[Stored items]
########

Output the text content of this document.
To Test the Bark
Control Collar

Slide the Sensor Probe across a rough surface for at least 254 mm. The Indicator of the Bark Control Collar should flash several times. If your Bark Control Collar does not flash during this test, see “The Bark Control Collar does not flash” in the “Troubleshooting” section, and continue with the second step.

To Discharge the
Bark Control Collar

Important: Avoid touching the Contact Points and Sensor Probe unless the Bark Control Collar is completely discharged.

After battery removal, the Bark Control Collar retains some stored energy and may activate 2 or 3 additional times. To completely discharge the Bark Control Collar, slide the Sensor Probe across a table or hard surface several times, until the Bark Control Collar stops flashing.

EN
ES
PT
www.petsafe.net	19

########

Stated task: Show every line where the string "Sensor" appears.

Written solution:
Slide the Sensor Probe across a rough surface for at least 254 mm. The Indicator of the Bark Control Collar should flash several times. If your Bark Control Collar does not flash during this test, see “The Bark Control Collar does not flash” in the “Troubleshooting” section, and continue with the second step.
Important: Avoid touching the Contact Points and Sensor Probe unless the Bark Control Collar is completely discharged.
After battery removal, the Bark Control Collar retains some stored energy and may activate 2 or 3 additional times. To completely discharge the Bark Control Collar, slide the Sensor Probe across a table or hard surface several times, until the Bark Control Collar stops flashing.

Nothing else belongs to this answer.